[Stored records]
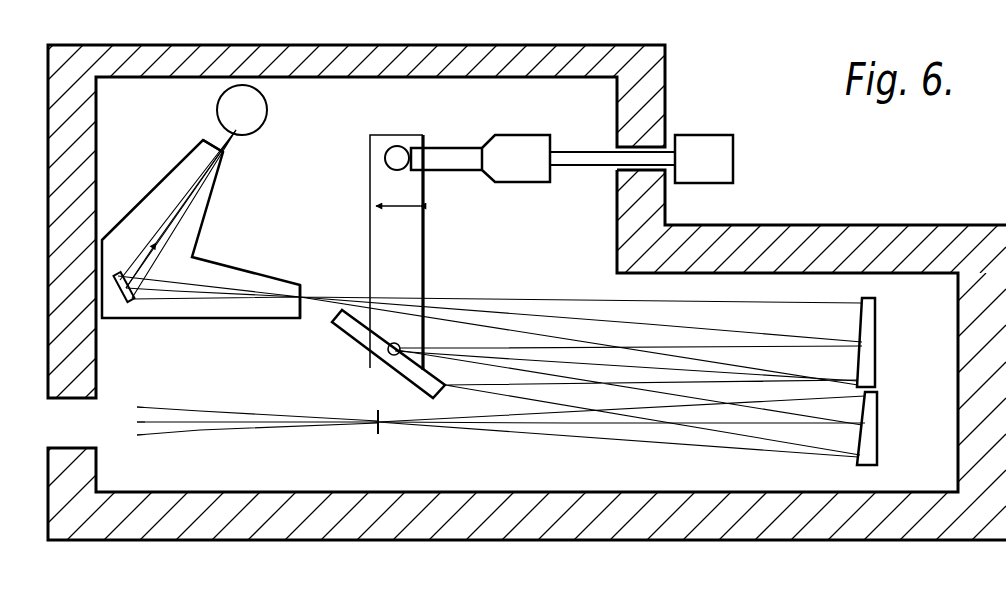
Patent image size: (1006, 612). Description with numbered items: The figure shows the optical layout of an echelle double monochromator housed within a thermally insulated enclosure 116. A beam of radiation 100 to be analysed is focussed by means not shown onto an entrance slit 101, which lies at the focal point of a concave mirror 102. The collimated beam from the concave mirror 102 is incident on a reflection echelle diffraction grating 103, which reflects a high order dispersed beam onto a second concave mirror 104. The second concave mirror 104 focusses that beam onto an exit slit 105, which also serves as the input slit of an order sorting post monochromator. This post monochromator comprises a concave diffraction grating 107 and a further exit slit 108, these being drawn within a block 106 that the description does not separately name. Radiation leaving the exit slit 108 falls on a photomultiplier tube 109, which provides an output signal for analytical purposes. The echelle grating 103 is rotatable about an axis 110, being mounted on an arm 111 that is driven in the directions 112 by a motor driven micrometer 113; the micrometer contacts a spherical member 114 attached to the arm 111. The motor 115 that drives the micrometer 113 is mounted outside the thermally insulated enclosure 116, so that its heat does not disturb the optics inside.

The beam of radiation 100 is at (235, 424).
The entrance slit 101 is at (370, 428).
The concave mirror 102 is at (870, 430).
The reflection echelle diffraction grating 103 is at (366, 340).
The second concave mirror 104 is at (868, 330).
The exit slit 105 is at (301, 286).
The slotted block 106 is at (215, 319).
The concave diffraction grating 107 is at (131, 304).
The exit slit 108 is at (222, 150).
The photomultiplier tube 109 is at (261, 112).
The axis 110 is at (394, 356).
The arm 111 is at (412, 252).
The directions 112 is at (390, 203).
The motor driven micrometer 113 is at (514, 143).
The spherical member 114 is at (398, 146).
The motor 115 is at (702, 141).
The thermally insulated enclosure 116 is at (836, 243).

__GIVEN TASK__. Copy out the listing from its start through the line containing "The motor 115 is at (702, 141).", exactly as it appears, leaving out the picture.

__REPLY TO THE EXERCISE__.
Patent image size: (1006, 612). Description with numbered items: The figure shows the optical layout of an echelle double monochromator housed within a thermally insulated enclosure 116. A beam of radiation 100 to be analysed is focussed by means not shown onto an entrance slit 101, which lies at the focal point of a concave mirror 102. The collimated beam from the concave mirror 102 is incident on a reflection echelle diffraction grating 103, which reflects a high order dispersed beam onto a second concave mirror 104. The second concave mirror 104 focusses that beam onto an exit slit 105, which also serves as the input slit of an order sorting post monochromator. This post monochromator comprises a concave diffraction grating 107 and a further exit slit 108, these being drawn within a block 106 that the description does not separately name. Radiation leaving the exit slit 108 falls on a photomultiplier tube 109, which provides an output signal for analytical purposes. The echelle grating 103 is rotatable about an axis 110, being mounted on an arm 111 that is driven in the directions 112 by a motor driven micrometer 113; the micrometer contacts a spherical member 114 attached to the arm 111. The motor 115 that drives the micrometer 113 is mounted outside the thermally insulated enclosure 116, so that its heat does not disturb the optics inside.

The beam of radiation 100 is at (235, 424).
The entrance slit 101 is at (370, 428).
The concave mirror 102 is at (870, 430).
The reflection echelle diffraction grating 103 is at (366, 340).
The second concave mirror 104 is at (868, 330).
The exit slit 105 is at (301, 286).
The slotted block 106 is at (215, 319).
The concave diffraction grating 107 is at (131, 304).
The exit slit 108 is at (222, 150).
The photomultiplier tube 109 is at (261, 112).
The axis 110 is at (394, 356).
The arm 111 is at (412, 252).
The directions 112 is at (390, 203).
The motor driven micrometer 113 is at (514, 143).
The spherical member 114 is at (398, 146).
The motor 115 is at (702, 141).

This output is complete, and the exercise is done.